Saved entries
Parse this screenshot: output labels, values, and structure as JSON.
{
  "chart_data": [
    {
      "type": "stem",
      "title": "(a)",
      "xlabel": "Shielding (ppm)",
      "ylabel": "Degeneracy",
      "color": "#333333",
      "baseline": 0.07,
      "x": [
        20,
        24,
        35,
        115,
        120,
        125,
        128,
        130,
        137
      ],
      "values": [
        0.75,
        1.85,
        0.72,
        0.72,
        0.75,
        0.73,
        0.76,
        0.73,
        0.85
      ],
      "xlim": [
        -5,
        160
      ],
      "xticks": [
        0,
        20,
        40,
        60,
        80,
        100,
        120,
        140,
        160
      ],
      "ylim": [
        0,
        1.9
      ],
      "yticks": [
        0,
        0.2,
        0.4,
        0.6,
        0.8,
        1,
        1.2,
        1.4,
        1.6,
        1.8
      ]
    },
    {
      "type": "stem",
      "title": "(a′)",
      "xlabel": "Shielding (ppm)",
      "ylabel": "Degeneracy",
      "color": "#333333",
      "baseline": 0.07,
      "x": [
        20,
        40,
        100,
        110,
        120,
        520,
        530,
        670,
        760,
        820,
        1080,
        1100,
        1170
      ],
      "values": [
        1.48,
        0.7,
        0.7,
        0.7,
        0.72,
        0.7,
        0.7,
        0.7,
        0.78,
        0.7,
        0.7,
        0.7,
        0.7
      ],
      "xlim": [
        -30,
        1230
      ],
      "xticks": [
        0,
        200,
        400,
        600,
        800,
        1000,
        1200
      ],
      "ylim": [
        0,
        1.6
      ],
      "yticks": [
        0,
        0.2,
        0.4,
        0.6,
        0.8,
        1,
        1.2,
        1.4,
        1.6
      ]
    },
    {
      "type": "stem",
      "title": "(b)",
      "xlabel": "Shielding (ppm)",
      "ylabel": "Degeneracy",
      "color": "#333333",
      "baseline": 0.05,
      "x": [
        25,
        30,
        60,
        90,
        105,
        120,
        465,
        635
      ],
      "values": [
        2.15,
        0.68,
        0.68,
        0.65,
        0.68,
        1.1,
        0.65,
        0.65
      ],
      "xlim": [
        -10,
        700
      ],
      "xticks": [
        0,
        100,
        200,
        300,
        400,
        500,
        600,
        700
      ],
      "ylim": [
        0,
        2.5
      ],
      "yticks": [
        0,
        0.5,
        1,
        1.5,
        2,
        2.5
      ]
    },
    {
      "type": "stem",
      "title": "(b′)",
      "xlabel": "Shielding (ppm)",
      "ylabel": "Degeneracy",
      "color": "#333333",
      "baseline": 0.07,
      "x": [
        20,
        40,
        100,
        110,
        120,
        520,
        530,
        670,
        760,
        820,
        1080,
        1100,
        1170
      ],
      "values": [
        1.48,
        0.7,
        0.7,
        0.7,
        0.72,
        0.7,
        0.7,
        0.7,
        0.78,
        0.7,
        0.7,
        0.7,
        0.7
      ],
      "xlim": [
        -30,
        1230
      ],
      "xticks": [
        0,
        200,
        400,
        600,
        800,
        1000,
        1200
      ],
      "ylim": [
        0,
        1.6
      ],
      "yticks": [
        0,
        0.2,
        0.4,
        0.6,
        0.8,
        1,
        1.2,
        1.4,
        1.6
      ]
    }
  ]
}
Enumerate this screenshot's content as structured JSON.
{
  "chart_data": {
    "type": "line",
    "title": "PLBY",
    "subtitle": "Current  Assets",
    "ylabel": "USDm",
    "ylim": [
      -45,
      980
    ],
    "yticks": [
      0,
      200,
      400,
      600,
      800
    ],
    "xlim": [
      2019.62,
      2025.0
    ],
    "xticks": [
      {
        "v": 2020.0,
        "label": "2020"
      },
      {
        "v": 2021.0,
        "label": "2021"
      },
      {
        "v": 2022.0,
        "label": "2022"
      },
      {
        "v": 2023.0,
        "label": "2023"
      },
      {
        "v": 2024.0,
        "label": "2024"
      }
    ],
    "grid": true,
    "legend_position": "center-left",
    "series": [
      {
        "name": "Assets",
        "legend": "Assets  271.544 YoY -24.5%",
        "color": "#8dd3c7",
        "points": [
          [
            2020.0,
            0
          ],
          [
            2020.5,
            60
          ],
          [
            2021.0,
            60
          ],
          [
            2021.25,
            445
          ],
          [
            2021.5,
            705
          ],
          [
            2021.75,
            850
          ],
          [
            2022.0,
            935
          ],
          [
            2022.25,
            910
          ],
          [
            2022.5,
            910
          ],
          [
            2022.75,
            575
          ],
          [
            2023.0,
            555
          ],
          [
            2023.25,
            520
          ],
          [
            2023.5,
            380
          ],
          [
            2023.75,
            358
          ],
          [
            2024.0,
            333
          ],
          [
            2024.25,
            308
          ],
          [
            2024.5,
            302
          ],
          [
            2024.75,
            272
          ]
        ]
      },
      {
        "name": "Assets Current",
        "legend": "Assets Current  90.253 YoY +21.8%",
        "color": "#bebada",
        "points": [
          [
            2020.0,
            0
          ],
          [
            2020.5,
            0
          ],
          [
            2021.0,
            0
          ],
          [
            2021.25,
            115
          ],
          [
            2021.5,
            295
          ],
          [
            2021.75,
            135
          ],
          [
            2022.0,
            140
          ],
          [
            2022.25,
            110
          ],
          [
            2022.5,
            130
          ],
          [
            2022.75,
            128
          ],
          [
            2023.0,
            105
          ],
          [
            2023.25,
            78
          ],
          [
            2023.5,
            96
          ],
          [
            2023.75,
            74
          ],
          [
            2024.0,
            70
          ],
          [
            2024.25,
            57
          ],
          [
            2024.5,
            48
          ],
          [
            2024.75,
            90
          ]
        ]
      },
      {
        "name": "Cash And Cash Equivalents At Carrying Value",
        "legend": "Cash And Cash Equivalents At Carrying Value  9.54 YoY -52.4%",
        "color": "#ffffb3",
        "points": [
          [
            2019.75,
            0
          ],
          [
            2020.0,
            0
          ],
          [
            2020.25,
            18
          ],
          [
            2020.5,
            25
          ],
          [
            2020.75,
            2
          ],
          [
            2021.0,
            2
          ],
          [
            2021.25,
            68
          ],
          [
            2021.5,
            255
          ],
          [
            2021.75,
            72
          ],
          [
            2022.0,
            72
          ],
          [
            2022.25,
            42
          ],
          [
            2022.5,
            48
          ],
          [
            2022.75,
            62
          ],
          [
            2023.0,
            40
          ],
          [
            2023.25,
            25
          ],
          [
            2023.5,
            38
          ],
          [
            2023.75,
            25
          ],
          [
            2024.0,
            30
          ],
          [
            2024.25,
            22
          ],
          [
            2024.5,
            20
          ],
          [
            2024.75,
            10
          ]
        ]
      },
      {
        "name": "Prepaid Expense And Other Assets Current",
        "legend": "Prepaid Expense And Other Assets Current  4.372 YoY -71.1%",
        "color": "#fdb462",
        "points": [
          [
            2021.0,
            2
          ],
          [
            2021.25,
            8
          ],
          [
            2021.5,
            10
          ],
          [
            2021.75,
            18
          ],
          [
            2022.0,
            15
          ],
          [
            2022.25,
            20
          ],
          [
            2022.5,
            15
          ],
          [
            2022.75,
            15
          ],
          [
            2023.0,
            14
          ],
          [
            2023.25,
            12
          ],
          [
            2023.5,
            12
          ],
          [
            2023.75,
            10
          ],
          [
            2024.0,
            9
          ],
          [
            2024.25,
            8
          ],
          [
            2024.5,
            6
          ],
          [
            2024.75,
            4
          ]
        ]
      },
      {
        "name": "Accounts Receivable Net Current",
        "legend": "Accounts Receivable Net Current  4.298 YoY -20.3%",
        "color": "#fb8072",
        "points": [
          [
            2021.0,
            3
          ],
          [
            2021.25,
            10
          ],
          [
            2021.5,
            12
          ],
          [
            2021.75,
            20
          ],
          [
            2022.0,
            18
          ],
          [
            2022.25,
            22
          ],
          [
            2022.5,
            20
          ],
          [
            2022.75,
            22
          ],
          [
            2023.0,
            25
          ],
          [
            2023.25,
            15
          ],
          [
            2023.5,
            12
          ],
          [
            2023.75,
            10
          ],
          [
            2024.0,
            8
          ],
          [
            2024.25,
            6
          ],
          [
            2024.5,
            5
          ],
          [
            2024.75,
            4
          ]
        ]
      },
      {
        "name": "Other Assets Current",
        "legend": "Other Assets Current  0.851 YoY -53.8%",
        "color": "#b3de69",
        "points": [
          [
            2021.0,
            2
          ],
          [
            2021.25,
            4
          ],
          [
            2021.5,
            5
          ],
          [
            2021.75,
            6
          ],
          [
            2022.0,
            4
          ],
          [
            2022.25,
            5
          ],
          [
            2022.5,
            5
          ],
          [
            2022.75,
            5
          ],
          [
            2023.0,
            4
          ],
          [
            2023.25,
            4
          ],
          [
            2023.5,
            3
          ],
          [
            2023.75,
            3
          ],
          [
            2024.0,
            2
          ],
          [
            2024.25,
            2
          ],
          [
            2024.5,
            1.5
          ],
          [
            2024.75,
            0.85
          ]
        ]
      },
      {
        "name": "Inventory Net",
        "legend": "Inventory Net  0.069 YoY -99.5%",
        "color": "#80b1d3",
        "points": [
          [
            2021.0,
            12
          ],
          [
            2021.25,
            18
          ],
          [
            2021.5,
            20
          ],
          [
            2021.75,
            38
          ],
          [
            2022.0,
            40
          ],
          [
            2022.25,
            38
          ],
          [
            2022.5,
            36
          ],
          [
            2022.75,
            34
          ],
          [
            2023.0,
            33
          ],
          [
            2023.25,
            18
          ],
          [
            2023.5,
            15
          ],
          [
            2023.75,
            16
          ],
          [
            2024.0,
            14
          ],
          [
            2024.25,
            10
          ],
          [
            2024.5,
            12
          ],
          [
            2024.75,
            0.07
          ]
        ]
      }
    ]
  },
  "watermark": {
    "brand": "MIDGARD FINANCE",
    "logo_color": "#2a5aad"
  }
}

_To be done:_ Extract every line containing the string "Carrying" from the data above.

_Result:_
        "name": "Cash And Cash Equivalents At Carrying Value",
        "legend": "Cash And Cash Equivalents At Carrying Value  9.54 YoY -52.4%",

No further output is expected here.